▶ _Dataset entries_:

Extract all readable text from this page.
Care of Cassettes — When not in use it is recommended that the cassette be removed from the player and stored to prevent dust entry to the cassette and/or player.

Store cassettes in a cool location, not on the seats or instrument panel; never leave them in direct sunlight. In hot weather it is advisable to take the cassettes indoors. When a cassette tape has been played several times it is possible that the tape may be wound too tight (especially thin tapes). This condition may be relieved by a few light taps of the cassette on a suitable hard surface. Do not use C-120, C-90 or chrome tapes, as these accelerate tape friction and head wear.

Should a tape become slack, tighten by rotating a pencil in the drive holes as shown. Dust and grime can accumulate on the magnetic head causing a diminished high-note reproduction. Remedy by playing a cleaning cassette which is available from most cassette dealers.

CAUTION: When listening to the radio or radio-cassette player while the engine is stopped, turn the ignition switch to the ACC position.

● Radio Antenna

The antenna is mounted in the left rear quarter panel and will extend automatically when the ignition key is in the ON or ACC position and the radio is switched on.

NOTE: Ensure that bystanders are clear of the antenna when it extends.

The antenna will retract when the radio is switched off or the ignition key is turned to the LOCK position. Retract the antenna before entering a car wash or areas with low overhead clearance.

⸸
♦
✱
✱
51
--
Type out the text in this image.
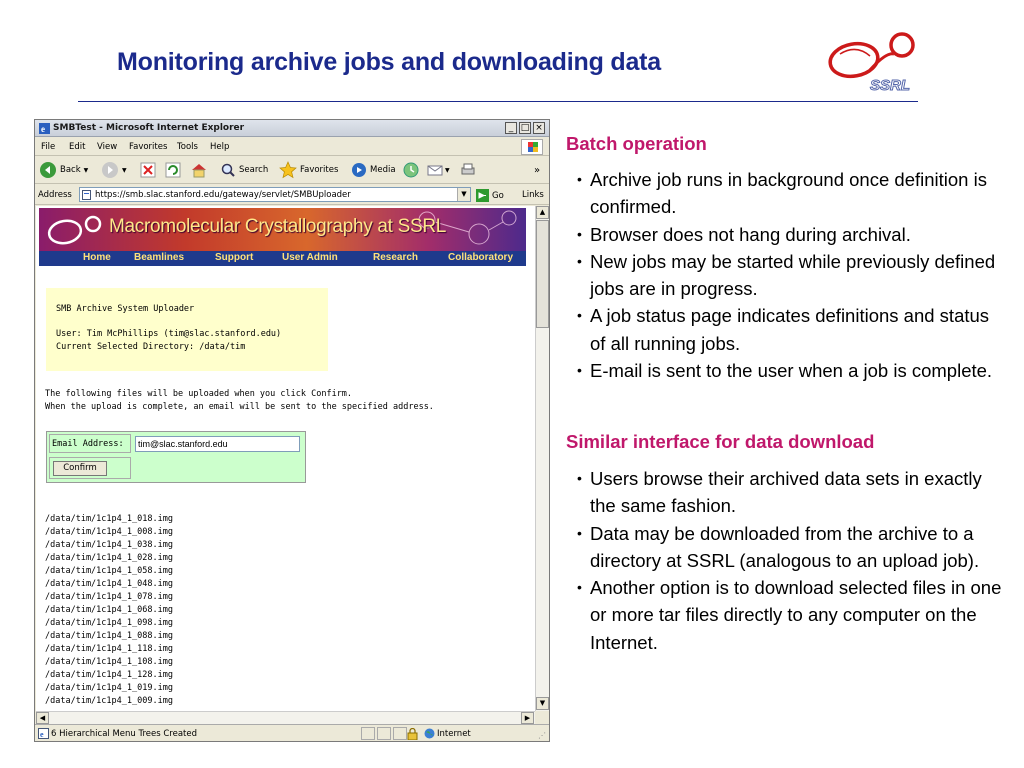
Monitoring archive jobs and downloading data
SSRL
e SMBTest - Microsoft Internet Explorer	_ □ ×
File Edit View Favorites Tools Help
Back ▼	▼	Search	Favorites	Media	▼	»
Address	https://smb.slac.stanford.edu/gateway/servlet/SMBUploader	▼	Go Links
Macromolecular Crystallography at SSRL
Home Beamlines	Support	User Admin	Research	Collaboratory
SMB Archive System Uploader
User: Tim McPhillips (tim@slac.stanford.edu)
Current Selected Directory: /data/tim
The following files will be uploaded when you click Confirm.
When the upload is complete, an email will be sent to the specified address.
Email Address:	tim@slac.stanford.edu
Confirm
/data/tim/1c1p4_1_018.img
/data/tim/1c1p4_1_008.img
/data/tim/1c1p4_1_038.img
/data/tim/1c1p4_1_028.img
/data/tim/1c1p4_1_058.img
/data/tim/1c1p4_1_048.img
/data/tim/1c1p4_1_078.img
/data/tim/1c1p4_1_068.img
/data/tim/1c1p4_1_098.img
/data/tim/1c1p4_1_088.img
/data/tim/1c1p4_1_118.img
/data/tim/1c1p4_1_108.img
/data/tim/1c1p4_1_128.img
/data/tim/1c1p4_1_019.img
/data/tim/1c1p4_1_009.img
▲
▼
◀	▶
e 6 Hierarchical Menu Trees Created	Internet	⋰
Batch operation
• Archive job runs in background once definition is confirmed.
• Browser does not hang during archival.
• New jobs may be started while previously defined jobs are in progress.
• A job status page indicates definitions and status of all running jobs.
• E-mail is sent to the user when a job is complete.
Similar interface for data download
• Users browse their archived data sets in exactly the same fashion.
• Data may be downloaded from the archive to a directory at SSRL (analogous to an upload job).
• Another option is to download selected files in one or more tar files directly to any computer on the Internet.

▶ _REQUIRED WORK_: Only the number is wanted: count the lines of the records that hold the word "text".

▶ _SOLUTION FOR THIS TASK_: 2